■ Task description: Will you quote all of the entries, word for word?

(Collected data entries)
════════════════════

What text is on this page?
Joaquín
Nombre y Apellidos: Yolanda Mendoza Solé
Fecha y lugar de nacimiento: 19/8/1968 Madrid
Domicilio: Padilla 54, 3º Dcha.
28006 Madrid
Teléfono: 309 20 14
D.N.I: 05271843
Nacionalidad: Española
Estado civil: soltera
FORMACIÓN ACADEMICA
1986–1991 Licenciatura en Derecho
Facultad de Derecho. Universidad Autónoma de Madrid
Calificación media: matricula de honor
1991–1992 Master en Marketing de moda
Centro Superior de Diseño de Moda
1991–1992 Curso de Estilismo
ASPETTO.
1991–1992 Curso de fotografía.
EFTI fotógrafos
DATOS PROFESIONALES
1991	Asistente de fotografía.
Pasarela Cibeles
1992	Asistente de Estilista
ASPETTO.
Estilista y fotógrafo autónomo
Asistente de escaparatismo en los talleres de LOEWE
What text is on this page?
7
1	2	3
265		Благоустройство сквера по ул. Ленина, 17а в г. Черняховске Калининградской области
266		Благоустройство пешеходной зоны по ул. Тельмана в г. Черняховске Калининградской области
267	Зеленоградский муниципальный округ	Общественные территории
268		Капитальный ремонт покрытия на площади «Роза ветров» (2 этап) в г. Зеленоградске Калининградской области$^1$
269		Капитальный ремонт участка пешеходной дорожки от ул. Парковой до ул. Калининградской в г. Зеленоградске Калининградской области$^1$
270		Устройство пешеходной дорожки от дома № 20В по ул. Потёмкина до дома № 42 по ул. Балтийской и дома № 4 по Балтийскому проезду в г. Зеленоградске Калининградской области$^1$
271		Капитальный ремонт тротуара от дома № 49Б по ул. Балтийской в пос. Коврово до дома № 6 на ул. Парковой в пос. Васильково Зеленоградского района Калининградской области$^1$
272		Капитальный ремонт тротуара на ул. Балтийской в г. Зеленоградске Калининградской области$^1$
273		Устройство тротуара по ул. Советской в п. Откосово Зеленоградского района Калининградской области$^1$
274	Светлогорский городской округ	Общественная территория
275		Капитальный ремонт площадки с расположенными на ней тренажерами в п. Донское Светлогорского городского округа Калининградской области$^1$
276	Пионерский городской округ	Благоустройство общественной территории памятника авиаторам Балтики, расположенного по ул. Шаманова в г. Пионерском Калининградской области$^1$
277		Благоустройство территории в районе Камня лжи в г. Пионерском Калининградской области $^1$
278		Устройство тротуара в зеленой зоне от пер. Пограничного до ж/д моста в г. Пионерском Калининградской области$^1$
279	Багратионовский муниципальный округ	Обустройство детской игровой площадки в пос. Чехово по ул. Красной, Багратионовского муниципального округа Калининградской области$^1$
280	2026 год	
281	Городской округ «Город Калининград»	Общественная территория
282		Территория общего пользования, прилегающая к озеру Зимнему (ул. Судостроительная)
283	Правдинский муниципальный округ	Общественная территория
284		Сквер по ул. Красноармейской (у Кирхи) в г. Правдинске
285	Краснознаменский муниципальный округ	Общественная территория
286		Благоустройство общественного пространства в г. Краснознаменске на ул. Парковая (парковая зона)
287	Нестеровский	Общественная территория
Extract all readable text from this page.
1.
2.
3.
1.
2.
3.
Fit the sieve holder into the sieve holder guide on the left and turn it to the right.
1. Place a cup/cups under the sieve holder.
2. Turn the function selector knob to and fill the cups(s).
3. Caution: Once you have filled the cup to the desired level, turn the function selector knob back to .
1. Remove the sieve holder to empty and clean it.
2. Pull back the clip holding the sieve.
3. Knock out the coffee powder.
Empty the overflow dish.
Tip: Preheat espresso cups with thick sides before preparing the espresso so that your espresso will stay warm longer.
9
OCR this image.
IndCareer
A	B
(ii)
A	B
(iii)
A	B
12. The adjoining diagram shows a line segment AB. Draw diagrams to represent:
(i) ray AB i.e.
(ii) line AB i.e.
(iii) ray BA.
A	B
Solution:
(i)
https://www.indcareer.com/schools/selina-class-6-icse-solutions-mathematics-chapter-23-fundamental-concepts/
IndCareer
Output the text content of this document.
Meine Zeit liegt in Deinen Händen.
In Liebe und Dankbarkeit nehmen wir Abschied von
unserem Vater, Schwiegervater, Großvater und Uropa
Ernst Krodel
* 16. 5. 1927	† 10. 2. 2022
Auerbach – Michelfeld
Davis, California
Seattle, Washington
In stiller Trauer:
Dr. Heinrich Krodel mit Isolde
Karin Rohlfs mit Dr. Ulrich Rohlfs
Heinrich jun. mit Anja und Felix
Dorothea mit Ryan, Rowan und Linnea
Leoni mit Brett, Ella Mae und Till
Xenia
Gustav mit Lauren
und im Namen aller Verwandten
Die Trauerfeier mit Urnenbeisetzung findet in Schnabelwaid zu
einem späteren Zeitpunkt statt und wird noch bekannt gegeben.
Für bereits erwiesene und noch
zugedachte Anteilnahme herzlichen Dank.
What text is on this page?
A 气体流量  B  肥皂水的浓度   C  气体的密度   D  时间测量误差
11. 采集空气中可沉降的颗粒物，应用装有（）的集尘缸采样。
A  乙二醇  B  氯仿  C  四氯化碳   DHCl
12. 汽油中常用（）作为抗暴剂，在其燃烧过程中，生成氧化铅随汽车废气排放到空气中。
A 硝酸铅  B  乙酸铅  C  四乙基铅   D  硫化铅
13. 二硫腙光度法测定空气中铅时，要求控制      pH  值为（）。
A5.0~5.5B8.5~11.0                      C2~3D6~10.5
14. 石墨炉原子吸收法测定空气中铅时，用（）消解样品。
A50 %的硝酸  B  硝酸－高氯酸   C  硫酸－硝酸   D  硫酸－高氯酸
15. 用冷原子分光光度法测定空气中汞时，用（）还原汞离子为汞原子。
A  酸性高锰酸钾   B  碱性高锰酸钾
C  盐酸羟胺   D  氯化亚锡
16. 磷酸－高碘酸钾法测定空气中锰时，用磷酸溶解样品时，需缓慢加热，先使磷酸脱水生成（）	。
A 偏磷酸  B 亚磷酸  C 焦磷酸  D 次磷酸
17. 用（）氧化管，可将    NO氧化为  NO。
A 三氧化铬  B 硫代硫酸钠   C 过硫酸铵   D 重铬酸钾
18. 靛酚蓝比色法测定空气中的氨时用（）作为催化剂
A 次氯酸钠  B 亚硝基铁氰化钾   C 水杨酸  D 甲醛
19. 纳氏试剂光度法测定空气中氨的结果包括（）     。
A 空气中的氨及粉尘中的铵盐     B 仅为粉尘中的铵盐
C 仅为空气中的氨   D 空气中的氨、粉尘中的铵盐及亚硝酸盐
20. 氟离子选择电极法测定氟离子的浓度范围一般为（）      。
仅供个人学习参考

════════════════════

■ Response:
What text is on this page?
Joaquín
Nombre y Apellidos: Yolanda Mendoza Solé
Fecha y lugar de nacimiento: 19/8/1968 Madrid
Domicilio: Padilla 54, 3º Dcha.
28006 Madrid
Teléfono: 309 20 14
D.N.I: 05271843
Nacionalidad: Española
Estado civil: soltera
FORMACIÓN ACADEMICA
1986–1991 Licenciatura en Derecho
Facultad de Derecho. Universidad Autónoma de Madrid
Calificación media: matricula de honor
1991–1992 Master en Marketing de moda
Centro Superior de Diseño de Moda
1991–1992 Curso de Estilismo
ASPETTO.
1991–1992 Curso de fotografía.
EFTI fotógrafos
DATOS PROFESIONALES
1991	Asistente de fotografía.
Pasarela Cibeles
1992	Asistente de Estilista
ASPETTO.
Estilista y fotógrafo autónomo
Asistente de escaparatismo en los talleres de LOEWE
What text is on this page?
7
1	2	3
265		Благоустройство сквера по ул. Ленина, 17а в г. Черняховске Калининградской области
266		Благоустройство пешеходной зоны по ул. Тельмана в г. Черняховске Калининградской области
267	Зеленоградский муниципальный округ	Общественные территории
268		Капитальный ремонт покрытия на площади «Роза ветров» (2 этап) в г. Зеленоградске Калининградской области$^1$
269		Капитальный ремонт участка пешеходной дорожки от ул. Парковой до ул. Калининградской в г. Зеленоградске Калининградской области$^1$
270		Устройство пешеходной дорожки от дома № 20В по ул. Потёмкина до дома № 42 по ул. Балтийской и дома № 4 по Балтийскому проезду в г. Зеленоградске Калининградской области$^1$
271		Капитальный ремонт тротуара от дома № 49Б по ул. Балтийской в пос. Коврово до дома № 6 на ул. Парковой в пос. Васильково Зеленоградского района Калининградской области$^1$
272		Капитальный ремонт тротуара на ул. Балтийской в г. Зеленоградске Калининградской области$^1$
273		Устройство тротуара по ул. Советской в п. Откосово Зеленоградского района Калининградской области$^1$
274	Светлогорский городской округ	Общественная территория
275		Капитальный ремонт площадки с расположенными на ней тренажерами в п. Донское Светлогорского городского округа Калининградской области$^1$
276	Пионерский городской округ	Благоустройство общественной территории памятника авиаторам Балтики, расположенного по ул. Шаманова в г. Пионерском Калининградской области$^1$
277		Благоустройство территории в районе Камня лжи в г. Пионерском Калининградской области $^1$
278		Устройство тротуара в зеленой зоне от пер. Пограничного до ж/д моста в г. Пионерском Калининградской области$^1$
279	Багратионовский муниципальный округ	Обустройство детской игровой площадки в пос. Чехово по ул. Красной, Багратионовского муниципального округа Калининградской области$^1$
280	2026 год	
281	Городской округ «Город Калининград»	Общественная территория
282		Территория общего пользования, прилегающая к озеру Зимнему (ул. Судостроительная)
283	Правдинский муниципальный округ	Общественная территория
284		Сквер по ул. Красноармейской (у Кирхи) в г. Правдинске
285	Краснознаменский муниципальный округ	Общественная территория
286		Благоустройство общественного пространства в г. Краснознаменске на ул. Парковая (парковая зона)
287	Нестеровский	Общественная территория
Extract all readable text from this page.
1.
2.
3.
1.
2.
3.
Fit the sieve holder into the sieve holder guide on the left and turn it to the right.
1. Place a cup/cups under the sieve holder.
2. Turn the function selector knob to and fill the cups(s).
3. Caution: Once you have filled the cup to the desired level, turn the function selector knob back to .
1. Remove the sieve holder to empty and clean it.
2. Pull back the clip holding the sieve.
3. Knock out the coffee powder.
Empty the overflow dish.
Tip: Preheat espresso cups with thick sides before preparing the espresso so that your espresso will stay warm longer.
9
OCR this image.
IndCareer
A	B
(ii)
A	B
(iii)
A	B
12. The adjoining diagram shows a line segment AB. Draw diagrams to represent:
(i) ray AB i.e.
(ii) line AB i.e.
(iii) ray BA.
A	B
Solution:
(i)
https://www.indcareer.com/schools/selina-class-6-icse-solutions-mathematics-chapter-23-fundamental-concepts/
IndCareer
Output the text content of this document.
Meine Zeit liegt in Deinen Händen.
In Liebe und Dankbarkeit nehmen wir Abschied von
unserem Vater, Schwiegervater, Großvater und Uropa
Ernst Krodel
* 16. 5. 1927	† 10. 2. 2022
Auerbach – Michelfeld
Davis, California
Seattle, Washington
In stiller Trauer:
Dr. Heinrich Krodel mit Isolde
Karin Rohlfs mit Dr. Ulrich Rohlfs
Heinrich jun. mit Anja und Felix
Dorothea mit Ryan, Rowan und Linnea
Leoni mit Brett, Ella Mae und Till
Xenia
Gustav mit Lauren
und im Namen aller Verwandten
Die Trauerfeier mit Urnenbeisetzung findet in Schnabelwaid zu
einem späteren Zeitpunkt statt und wird noch bekannt gegeben.
Für bereits erwiesene und noch
zugedachte Anteilnahme herzlichen Dank.
What text is on this page?
A 气体流量  B  肥皂水的浓度   C  气体的密度   D  时间测量误差
11. 采集空气中可沉降的颗粒物，应用装有（）的集尘缸采样。
A  乙二醇  B  氯仿  C  四氯化碳   DHCl
12. 汽油中常用（）作为抗暴剂，在其燃烧过程中，生成氧化铅随汽车废气排放到空气中。
A 硝酸铅  B  乙酸铅  C  四乙基铅   D  硫化铅
13. 二硫腙光度法测定空气中铅时，要求控制      pH  值为（）。
A5.0~5.5B8.5~11.0                      C2~3D6~10.5
14. 石墨炉原子吸收法测定空气中铅时，用（）消解样品。
A50 %的硝酸  B  硝酸－高氯酸   C  硫酸－硝酸   D  硫酸－高氯酸
15. 用冷原子分光光度法测定空气中汞时，用（）还原汞离子为汞原子。
A  酸性高锰酸钾   B  碱性高锰酸钾
C  盐酸羟胺   D  氯化亚锡
16. 磷酸－高碘酸钾法测定空气中锰时，用磷酸溶解样品时，需缓慢加热，先使磷酸脱水生成（）	。
A 偏磷酸  B 亚磷酸  C 焦磷酸  D 次磷酸
17. 用（）氧化管，可将    NO氧化为  NO。
A 三氧化铬  B 硫代硫酸钠   C 过硫酸铵   D 重铬酸钾
18. 靛酚蓝比色法测定空气中的氨时用（）作为催化剂
A 次氯酸钠  B 亚硝基铁氰化钾   C 水杨酸  D 甲醛
19. 纳氏试剂光度法测定空气中氨的结果包括（）     。
A 空气中的氨及粉尘中的铵盐     B 仅为粉尘中的铵盐
C 仅为空气中的氨   D 空气中的氨、粉尘中的铵盐及亚硝酸盐
20. 氟离子选择电极法测定氟离子的浓度范围一般为（）      。
仅供个人学习参考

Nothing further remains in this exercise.